» **Source extract**
════════════════
We also didn’t do much in the way of repeat business. The mineral fortification was hard to disguise, and because of the veggie and legume content, three bites of the Dilberito made you fart so hard your intestines formed a tail.

Several years and several million dollars later, I sold off the intellectual property and exited.

Restaurant 1:
After a chance encounter with an experienced restaurant manager, I agreed to partner with her to create a new restaurant in Pleasanton, California. We named the place Stacey’s Café because I figured she would work harder if her name was over the door. I did the funding, mentoring, and legal and financial stuff, and she did all of the creative, entrepreneurial, management stuff. The restaurant opened to long lines despite less-than-stellar food and service on day one. Profits poured in. The secret to our initial success was the low number of restaurants in the area relative to the population. Every restaurant in the area was busy regardless of quality or price.
════════════════
» **Data entries**
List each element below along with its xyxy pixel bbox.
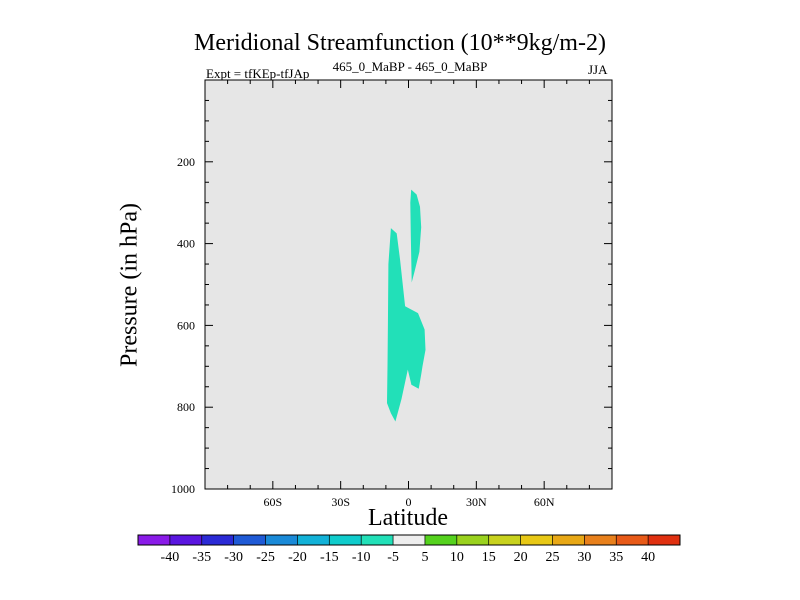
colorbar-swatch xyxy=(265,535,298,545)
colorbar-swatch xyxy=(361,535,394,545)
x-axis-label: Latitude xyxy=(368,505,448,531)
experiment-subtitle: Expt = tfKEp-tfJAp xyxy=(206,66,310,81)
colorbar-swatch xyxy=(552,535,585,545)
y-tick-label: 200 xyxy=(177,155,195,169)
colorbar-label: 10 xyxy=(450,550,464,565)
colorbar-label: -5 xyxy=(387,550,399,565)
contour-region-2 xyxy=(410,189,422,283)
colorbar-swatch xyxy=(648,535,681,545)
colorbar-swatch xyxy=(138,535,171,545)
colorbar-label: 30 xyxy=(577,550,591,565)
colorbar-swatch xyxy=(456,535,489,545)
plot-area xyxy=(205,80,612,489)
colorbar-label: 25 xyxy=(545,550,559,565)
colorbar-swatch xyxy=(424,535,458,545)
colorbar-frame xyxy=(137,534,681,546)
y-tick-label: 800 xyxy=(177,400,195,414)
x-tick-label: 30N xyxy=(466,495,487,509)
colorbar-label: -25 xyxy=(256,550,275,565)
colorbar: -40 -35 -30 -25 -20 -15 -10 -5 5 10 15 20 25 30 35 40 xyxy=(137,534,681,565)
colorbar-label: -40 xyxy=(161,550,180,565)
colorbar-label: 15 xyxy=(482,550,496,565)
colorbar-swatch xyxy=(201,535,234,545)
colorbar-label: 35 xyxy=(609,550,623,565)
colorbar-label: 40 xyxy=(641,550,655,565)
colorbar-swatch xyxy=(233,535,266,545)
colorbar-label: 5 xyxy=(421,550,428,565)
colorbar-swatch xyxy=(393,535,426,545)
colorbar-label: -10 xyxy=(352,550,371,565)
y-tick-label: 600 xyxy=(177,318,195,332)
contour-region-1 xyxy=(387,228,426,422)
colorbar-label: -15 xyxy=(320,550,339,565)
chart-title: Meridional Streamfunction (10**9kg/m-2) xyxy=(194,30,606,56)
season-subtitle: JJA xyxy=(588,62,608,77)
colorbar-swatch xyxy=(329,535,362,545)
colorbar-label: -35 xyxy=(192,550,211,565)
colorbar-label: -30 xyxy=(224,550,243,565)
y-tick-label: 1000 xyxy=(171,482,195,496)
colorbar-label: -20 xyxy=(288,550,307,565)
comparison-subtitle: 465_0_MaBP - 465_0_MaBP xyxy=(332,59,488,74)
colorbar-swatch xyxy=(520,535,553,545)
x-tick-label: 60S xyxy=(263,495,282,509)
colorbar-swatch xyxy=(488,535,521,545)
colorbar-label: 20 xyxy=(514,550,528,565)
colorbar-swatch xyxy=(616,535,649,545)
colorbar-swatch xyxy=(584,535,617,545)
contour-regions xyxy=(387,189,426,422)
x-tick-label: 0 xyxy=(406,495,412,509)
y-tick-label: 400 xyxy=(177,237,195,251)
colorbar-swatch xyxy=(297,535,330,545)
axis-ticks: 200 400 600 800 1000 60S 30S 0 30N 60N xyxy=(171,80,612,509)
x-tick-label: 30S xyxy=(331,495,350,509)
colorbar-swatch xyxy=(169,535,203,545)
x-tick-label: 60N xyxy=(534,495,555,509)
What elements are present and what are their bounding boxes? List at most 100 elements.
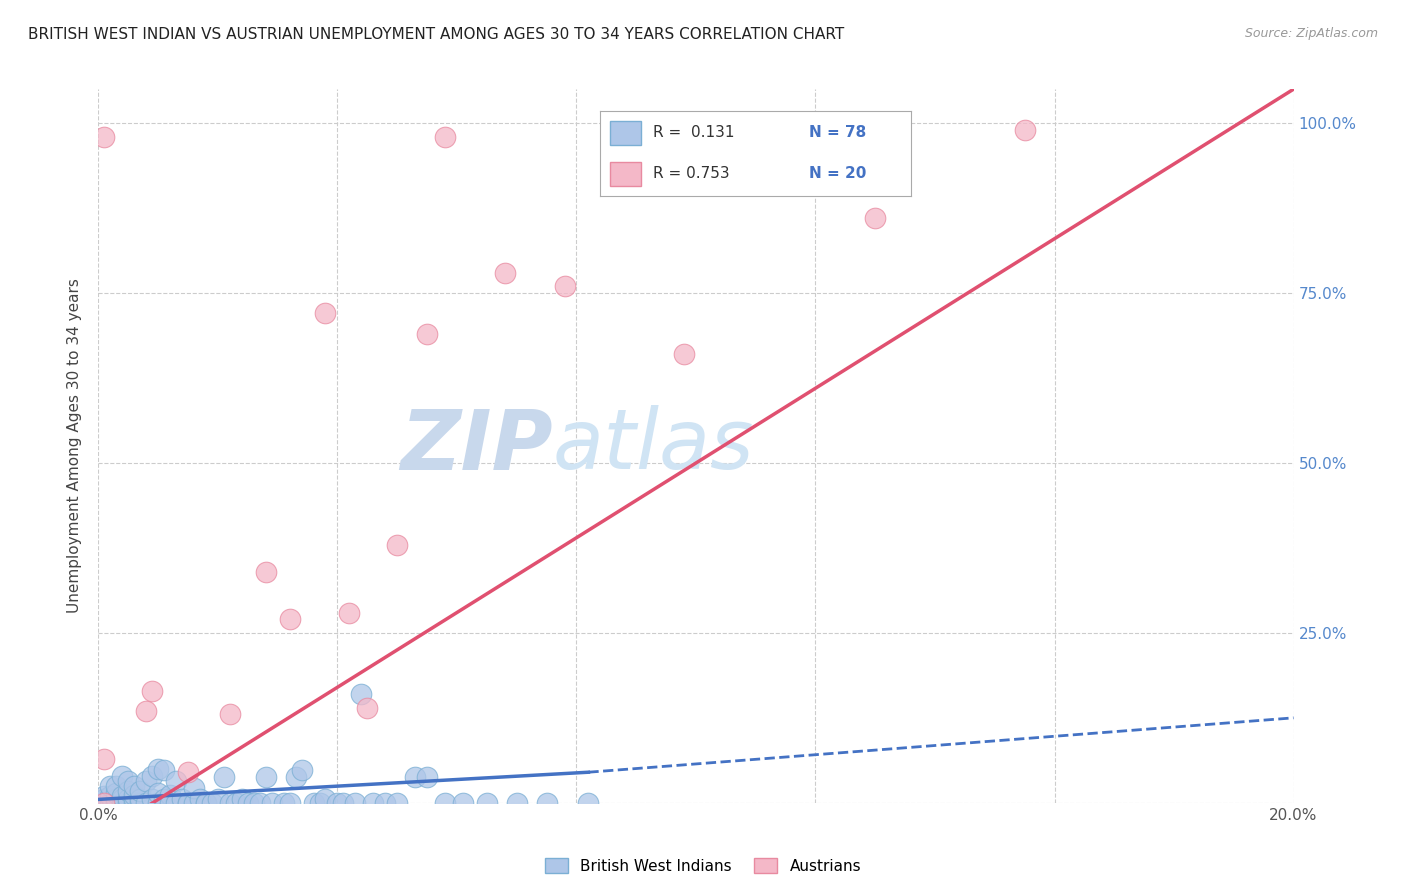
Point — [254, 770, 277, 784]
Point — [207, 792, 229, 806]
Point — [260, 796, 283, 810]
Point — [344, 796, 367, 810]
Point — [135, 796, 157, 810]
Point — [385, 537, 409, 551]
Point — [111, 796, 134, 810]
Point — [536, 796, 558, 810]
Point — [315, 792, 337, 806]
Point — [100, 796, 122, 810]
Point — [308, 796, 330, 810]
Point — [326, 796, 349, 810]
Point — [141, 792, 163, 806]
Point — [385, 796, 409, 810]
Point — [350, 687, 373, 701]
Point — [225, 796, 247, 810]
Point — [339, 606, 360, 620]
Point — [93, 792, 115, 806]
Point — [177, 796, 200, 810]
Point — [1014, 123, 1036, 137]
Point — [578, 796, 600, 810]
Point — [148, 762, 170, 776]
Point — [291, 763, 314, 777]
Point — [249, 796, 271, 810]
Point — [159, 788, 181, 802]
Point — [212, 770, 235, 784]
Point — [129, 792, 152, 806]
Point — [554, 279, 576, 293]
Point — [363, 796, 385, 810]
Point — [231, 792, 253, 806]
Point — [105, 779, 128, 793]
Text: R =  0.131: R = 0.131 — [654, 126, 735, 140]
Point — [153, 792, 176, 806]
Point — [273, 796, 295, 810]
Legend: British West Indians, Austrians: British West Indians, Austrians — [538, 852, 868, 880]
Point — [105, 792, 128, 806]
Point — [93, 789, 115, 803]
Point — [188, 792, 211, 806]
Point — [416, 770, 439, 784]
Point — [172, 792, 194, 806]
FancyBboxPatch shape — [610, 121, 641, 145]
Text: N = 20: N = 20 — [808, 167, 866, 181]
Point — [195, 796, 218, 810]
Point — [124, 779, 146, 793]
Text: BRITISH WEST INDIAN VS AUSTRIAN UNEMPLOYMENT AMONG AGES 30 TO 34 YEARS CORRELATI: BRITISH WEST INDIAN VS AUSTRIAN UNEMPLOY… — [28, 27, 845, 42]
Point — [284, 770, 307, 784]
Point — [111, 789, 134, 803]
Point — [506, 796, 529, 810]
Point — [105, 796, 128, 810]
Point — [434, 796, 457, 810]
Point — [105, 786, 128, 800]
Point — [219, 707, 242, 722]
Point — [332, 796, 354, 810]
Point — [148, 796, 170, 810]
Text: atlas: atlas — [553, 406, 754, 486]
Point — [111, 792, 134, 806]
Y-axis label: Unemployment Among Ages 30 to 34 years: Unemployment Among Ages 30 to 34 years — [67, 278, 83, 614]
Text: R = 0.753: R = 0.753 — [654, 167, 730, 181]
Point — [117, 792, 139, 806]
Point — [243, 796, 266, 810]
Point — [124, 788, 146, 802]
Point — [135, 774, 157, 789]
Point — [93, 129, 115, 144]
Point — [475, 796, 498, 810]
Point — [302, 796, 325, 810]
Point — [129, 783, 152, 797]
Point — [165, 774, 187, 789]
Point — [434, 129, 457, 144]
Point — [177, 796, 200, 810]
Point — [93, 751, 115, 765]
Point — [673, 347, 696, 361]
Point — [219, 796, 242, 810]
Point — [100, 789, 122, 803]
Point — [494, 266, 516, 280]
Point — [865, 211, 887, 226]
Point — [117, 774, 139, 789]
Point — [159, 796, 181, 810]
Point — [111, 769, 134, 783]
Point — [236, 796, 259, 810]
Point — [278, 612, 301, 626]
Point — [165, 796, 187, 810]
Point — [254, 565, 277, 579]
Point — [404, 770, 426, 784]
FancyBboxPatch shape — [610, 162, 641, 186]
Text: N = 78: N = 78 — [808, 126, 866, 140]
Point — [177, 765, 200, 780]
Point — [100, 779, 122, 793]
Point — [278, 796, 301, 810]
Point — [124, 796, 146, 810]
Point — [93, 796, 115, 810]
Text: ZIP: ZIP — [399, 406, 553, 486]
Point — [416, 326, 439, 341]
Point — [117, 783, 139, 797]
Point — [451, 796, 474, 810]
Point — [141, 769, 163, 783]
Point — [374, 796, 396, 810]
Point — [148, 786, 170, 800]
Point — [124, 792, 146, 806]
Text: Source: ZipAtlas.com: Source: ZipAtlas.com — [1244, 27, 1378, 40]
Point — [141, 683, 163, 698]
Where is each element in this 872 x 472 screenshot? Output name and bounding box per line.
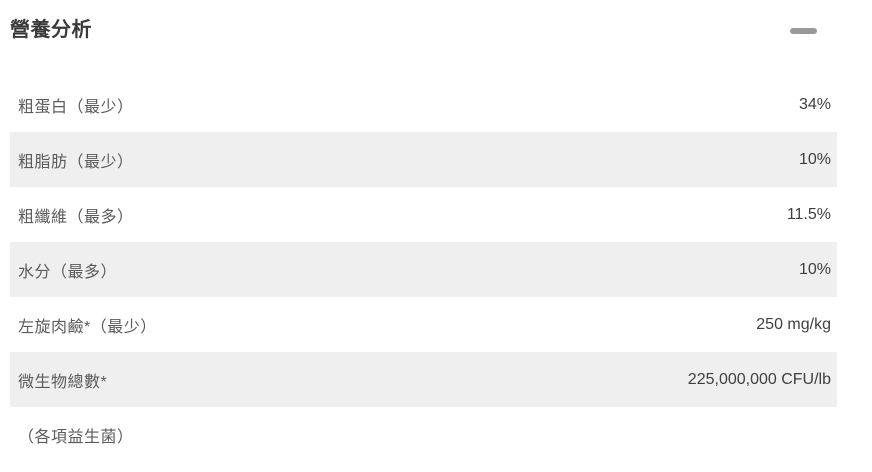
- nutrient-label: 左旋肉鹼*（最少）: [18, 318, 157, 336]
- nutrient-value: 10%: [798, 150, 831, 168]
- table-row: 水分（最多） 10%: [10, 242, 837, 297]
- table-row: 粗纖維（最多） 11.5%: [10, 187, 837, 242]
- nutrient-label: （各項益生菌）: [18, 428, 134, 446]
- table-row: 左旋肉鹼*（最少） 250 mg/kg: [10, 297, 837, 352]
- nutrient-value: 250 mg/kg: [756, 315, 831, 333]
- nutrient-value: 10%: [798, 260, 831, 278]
════════════════
» **Set task**
Reproduce the business memoir excerpt starting at "We also didn’t" and ending at "formed a tail.", swapping "Dilberito" for "wrap". The items were taken from a different source than the text.

» **The solution**
We also didn’t do much in the way of repeat business. The mineral fortification was hard to disguise, and because of the veggie and legume content, three bites of the wrap made you fart so hard your intestines formed a tail.